* REQUIRED TASK
Every line that contains the word "affiliates" should be copied out.

----- EXTRACTED ENTRIES

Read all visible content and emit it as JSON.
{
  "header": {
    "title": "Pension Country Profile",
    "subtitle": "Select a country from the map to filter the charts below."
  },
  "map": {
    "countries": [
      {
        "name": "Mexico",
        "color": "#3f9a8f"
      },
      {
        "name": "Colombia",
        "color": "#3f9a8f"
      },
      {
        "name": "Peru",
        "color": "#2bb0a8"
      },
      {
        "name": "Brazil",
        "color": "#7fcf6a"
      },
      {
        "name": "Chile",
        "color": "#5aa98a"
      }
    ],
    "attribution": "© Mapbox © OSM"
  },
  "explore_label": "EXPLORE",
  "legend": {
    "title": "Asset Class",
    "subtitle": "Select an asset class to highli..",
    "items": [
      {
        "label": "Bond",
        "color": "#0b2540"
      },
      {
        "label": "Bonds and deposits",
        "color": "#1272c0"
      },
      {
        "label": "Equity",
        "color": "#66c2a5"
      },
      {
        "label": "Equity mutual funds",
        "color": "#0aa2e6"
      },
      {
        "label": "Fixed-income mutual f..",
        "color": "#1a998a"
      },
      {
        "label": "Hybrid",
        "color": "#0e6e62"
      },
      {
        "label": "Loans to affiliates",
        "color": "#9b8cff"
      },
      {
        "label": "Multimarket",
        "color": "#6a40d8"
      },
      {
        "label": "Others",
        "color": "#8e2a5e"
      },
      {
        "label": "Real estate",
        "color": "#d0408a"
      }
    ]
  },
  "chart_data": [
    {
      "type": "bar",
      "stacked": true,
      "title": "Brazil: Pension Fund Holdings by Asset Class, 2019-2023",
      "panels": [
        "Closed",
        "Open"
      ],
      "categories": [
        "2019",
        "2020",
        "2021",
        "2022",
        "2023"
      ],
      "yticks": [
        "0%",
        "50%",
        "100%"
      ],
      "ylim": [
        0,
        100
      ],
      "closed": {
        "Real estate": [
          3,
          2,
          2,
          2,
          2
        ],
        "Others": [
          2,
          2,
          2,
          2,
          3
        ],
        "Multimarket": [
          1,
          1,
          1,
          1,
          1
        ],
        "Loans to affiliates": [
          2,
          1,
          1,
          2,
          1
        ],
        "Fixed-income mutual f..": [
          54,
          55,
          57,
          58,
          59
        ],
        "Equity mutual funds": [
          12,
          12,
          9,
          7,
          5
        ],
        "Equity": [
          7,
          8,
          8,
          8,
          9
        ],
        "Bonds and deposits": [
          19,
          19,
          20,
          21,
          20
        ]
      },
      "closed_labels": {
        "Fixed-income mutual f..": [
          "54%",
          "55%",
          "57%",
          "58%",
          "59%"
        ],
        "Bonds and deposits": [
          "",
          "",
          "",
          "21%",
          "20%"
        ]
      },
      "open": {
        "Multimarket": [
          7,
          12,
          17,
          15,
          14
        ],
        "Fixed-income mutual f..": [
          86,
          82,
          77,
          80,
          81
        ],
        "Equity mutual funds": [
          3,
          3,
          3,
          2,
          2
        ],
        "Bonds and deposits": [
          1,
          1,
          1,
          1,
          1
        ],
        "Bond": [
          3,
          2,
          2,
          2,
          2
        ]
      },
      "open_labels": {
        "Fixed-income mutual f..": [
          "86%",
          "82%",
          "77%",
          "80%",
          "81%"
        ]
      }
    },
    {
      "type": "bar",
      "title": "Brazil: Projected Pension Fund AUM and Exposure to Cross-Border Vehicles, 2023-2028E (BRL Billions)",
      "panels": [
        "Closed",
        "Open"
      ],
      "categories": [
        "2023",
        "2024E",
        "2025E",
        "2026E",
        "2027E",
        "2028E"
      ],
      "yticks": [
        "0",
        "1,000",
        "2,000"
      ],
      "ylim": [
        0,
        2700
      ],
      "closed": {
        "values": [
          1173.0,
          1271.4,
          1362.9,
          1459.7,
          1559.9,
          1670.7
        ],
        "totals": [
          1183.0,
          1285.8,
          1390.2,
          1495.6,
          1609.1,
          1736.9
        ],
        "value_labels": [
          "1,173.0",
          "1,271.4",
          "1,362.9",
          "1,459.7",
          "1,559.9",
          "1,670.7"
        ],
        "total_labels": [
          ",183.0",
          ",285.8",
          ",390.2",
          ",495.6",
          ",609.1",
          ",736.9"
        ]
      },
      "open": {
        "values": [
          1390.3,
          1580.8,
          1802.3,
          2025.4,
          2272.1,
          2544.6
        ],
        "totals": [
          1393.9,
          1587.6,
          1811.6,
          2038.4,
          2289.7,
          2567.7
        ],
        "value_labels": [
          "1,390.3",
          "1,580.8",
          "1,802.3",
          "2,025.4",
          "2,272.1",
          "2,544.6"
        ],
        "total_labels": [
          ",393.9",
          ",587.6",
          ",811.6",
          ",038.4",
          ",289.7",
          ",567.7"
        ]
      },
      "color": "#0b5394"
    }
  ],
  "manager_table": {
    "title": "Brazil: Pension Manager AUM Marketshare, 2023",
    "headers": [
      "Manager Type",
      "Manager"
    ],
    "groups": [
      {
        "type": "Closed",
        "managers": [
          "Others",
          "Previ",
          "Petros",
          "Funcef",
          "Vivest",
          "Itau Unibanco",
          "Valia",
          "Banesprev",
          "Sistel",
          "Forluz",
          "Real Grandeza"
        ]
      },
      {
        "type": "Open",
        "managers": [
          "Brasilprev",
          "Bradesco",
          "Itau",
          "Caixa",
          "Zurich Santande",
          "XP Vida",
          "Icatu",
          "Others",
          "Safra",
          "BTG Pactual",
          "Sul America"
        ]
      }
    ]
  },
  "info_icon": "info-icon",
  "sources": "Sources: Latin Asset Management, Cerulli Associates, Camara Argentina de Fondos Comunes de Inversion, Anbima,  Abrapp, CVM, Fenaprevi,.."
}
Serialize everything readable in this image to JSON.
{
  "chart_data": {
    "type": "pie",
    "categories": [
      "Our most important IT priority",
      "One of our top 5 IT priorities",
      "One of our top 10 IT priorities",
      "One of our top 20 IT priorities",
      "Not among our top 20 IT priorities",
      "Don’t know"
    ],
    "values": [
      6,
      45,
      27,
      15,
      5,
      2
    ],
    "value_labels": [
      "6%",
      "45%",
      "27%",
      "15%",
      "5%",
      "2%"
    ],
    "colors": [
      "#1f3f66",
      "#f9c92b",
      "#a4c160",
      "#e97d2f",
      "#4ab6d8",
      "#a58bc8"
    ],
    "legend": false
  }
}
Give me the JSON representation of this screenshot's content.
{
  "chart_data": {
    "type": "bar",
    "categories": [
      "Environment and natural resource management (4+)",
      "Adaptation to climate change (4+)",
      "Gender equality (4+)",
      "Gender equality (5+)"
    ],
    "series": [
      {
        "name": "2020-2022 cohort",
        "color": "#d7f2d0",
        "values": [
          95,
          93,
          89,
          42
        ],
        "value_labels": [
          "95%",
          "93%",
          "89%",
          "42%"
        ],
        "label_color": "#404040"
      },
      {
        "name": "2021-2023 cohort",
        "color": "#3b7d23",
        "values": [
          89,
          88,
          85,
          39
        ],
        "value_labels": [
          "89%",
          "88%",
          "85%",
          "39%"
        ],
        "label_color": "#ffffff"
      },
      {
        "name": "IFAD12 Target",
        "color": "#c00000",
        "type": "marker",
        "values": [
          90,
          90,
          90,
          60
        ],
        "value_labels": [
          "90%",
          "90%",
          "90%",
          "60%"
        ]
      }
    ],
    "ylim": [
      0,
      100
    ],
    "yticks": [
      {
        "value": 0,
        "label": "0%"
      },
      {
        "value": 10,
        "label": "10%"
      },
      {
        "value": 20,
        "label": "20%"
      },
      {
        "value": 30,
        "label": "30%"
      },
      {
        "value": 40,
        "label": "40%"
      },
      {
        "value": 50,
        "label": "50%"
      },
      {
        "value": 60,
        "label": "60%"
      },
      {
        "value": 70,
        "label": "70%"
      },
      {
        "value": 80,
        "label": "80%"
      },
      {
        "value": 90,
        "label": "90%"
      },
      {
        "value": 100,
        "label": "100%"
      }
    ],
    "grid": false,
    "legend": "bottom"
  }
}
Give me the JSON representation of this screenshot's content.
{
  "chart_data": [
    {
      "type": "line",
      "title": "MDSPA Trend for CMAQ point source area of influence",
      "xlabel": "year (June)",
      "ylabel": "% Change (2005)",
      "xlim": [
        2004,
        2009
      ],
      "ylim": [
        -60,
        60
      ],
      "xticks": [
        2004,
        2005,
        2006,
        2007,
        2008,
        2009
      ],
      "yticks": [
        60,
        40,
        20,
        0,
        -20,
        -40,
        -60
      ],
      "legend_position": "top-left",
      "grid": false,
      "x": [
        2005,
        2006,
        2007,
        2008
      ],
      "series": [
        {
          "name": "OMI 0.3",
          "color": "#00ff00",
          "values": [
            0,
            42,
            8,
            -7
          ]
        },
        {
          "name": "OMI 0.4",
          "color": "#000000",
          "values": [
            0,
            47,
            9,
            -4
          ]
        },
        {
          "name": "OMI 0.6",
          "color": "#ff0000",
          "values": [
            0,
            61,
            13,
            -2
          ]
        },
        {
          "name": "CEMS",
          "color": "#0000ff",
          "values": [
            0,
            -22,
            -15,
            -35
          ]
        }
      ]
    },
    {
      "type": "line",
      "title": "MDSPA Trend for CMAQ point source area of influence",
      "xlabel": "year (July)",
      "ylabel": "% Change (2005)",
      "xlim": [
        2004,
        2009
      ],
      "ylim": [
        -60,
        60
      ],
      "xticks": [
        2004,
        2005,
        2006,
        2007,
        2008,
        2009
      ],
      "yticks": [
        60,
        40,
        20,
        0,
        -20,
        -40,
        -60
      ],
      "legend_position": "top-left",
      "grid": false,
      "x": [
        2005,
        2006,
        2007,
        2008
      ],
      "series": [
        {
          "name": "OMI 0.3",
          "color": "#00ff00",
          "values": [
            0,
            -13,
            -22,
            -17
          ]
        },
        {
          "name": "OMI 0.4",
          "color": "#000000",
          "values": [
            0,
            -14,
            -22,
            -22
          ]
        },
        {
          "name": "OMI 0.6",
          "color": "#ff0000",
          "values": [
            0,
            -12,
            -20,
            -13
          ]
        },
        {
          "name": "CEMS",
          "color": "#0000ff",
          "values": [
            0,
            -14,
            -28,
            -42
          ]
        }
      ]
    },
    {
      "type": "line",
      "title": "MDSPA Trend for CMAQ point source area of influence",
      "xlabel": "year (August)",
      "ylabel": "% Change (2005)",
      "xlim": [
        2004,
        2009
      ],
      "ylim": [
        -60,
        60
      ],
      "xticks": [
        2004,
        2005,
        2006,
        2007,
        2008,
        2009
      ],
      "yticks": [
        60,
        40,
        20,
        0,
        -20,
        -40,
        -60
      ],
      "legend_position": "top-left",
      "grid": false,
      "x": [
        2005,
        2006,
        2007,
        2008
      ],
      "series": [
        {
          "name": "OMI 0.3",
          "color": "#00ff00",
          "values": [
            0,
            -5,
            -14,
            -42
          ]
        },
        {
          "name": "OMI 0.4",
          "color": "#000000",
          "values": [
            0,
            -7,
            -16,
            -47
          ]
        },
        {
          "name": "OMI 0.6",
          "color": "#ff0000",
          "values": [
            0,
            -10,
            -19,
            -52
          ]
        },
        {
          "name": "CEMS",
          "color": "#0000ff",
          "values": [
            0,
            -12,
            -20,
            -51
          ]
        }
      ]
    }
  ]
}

----------

* THE COMPLETED TASK
        "label": "Loans to affiliates",
        "Loans to affiliates": [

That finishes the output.